Actions to take:
a – In the Hunter excerpt, rewrite the paragraph that begins "Hunter was always pushing you" as a short bulleted list that keeps its main facts.
b – Decide whether each statement agrees with the Hunter excerpt, answering yes or no and quoting the deciding words: (i) Paul Semonin earned a master's degree in African studies at the University of Ghana. (ii) Hunter was writing for the National Observer while in Latin America and South America. (iii) Hunter and Dr. Bob Geiger drove a truckload of guns to Mississippi.
c – Set down the passage of the Hunter excerpt from "DR. BOB GEIGER" to "would do that." word for word.

Page excerpt:
━━━━━━
I had published a novel, and Hunter had this horse’s-ass idea that it was supposed to be important to be a fiction writer. I would try to point out to him, “Hunter, you are writing fiction. All writing is fiction. Experiences you experience, and words are words, so everything is fiction. This is just its own kind of fiction.” We’d argue about that.
PAUL SEMONIN
A couple of years after we were in Puerto Rico together, when Hunter was down in Latin America and South America writing stuff for the National Observer, I was becoming much more politicized. I went to Africa and ended up at the University of Ghana getting a master’s degree in African studies. There was a colony of African American exiles in Ghana, including people like Maya Angelou and Julian Mayfield; Malcolm X came to visit, and I met him and became very interested in the political direction he was taking just before he was assassinated, and of course I was writing to Hunter about some of this stuff. But as I was writing and identifying in some ways with the black struggle, the civil rights struggle—but even more with black radicals—Hunter addressed one of his letters to me as “Niggerboy.”
I mean, that’s it in a nutshell. He pulled a deep race card out of his pack and used it as an insult. Although if you look at many of the letters he wrote, he would often use these ridiculous “Dear so and so” addresses. Part of it was insulting and part of it was humor and part of it was just provoking you. But there was always this race element buried in his character which popped out every now and then, and it was nasty.
Hunter was always pushing you, always testing you, seeing how far you’ll go before your loyalty breaks, or before you’ve had enough. And it created a kind of inner circle of people who stood the test. It’s like hazing, but there could be that feeling, if you’re on the other end of it, that he was mocking you in some way. It was a part of his character from a very early stage. And it was partly what later led to us parting ways. It grew kind of tiresome and unproductive.
DR. BOB GEIGER
I know that different people have accused Hunter over the years of having kind of a Neanderthal attitude towards blacks or minorities. Sometimes he would use the word “nigger” when he was writing, and he was very quick with racial jokes and things like that. But in terms of where his real sentiment was, it was the opposite. When we were getting together, we would get all fired up about this shit. At one time, Hunter and I were planning to—thank God we didn’t do it—we were going to get a truck and run guns down to Mississippi to help out with all this crap that was going on in Mississippi in ’64 and ’65. We figured that maybe we ought to level the playing field, and a truckload of guns would do that.
━━━━━━
Provided records:

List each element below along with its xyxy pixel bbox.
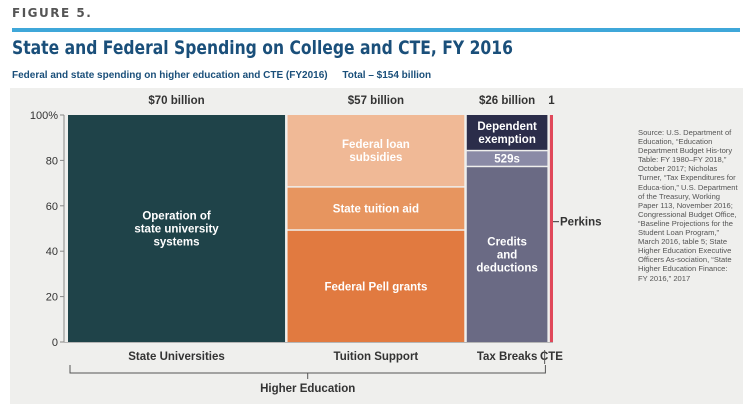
page-title: State and Federal Spending on College an… [12,37,513,59]
chart-subtitle: Federal and state spending on higher edu… [12,70,443,81]
y-tick-label: 80 [46,155,58,167]
segment-operation-of-state-university-systems [68,115,286,342]
y-tick-label: 60 [46,201,58,213]
segment-credits-and-deductions [466,167,548,342]
segment-label: Operation of [142,211,211,223]
segment-label: state university [134,224,219,236]
segment-federal-pell-grants [287,230,465,342]
segment-label: systems [153,237,199,249]
y-tick-label: 20 [46,292,58,304]
y-tick-label: 0 [52,337,58,349]
segment-529s [466,151,548,166]
segment-label: subsidies [349,152,402,164]
category-label: CTE [540,351,563,363]
figure-label: FIGURE 5. [12,6,93,20]
accent-rule [12,28,740,32]
segment-label: 529s [494,154,520,166]
column-total-label: $70 billion [148,95,204,107]
total-text: Total – $154 billion [342,70,432,81]
y-tick-label: 100% [30,110,58,122]
column-total-label: $26 billion [479,95,535,107]
segment-dependent-exemption [466,115,548,150]
segment-label: exemption [478,134,536,146]
group-label: Higher Education [260,383,355,395]
category-label: Tuition Support [334,351,419,363]
segment-label: Federal Pell grants [324,281,427,293]
segment-label: Dependent [477,121,537,133]
column-total-label: 1 [548,95,555,107]
y-tick-label: 40 [46,246,58,258]
segment-perkins [549,115,553,342]
column-total-label: $57 billion [348,95,404,107]
segment-label: Federal loan [342,139,410,151]
chart-panel: 0 20 40 60 80 100% Operation of state universit… [10,88,743,404]
category-label: State Universities [128,351,225,363]
segment-state-tuition-aid [287,187,465,230]
group-bracket [69,365,546,374]
subtitle-text: Federal and state spending on higher edu… [12,70,328,81]
segment-label: and [497,250,517,262]
segment-federal-loan-subsidies [287,115,465,187]
segment-label: deductions [476,263,537,275]
segment-label: Credits [487,237,527,249]
segment-label: State tuition aid [333,203,419,215]
source-note: Source: U.S. Department of Education, “E… [638,128,738,283]
category-label: Tax Breaks [477,351,538,363]
perkins-label: Perkins [560,217,602,229]
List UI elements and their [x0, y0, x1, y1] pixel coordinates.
━━━━━━
Outputs in order:
a –
- Hunter constantly pushed and tested people to see how far they would go before their loyalty broke or they had had enough.
- This created an inner circle of people who passed the test.
- It was like hazing, and the person on the receiving end could feel mocked.
- The trait was part of his character from a very early stage.
- It was partly why the speaker and Hunter later parted ways, because it became tiresome and unproductive.

b –
(i) Yes: "ended up at the University of Ghana getting a master’s degree in African studies"
(ii) Yes: "when Hunter was down in Latin America and South America writing stuff for the National Observer"
(iii) No: "thank God we didn’t do it"

c –
DR. BOB GEIGER
I know that different people have accused Hunter over the years of having kind of a Neanderthal attitude towards blacks or minorities. Sometimes he would use the word “nigger” when he was writing, and he was very quick with racial jokes and things like that. But in terms of where his real sentiment was, it was the opposite. When we were getting together, we would get all fired up about this shit. At one time, Hunter and I were planning to—thank God we didn’t do it—we were going to get a truck and run guns down to Mississippi to help out with all this crap that was going on in Mississippi in ’64 and ’65. We figured that maybe we ought to level the playing field, and a truckload of guns would do that.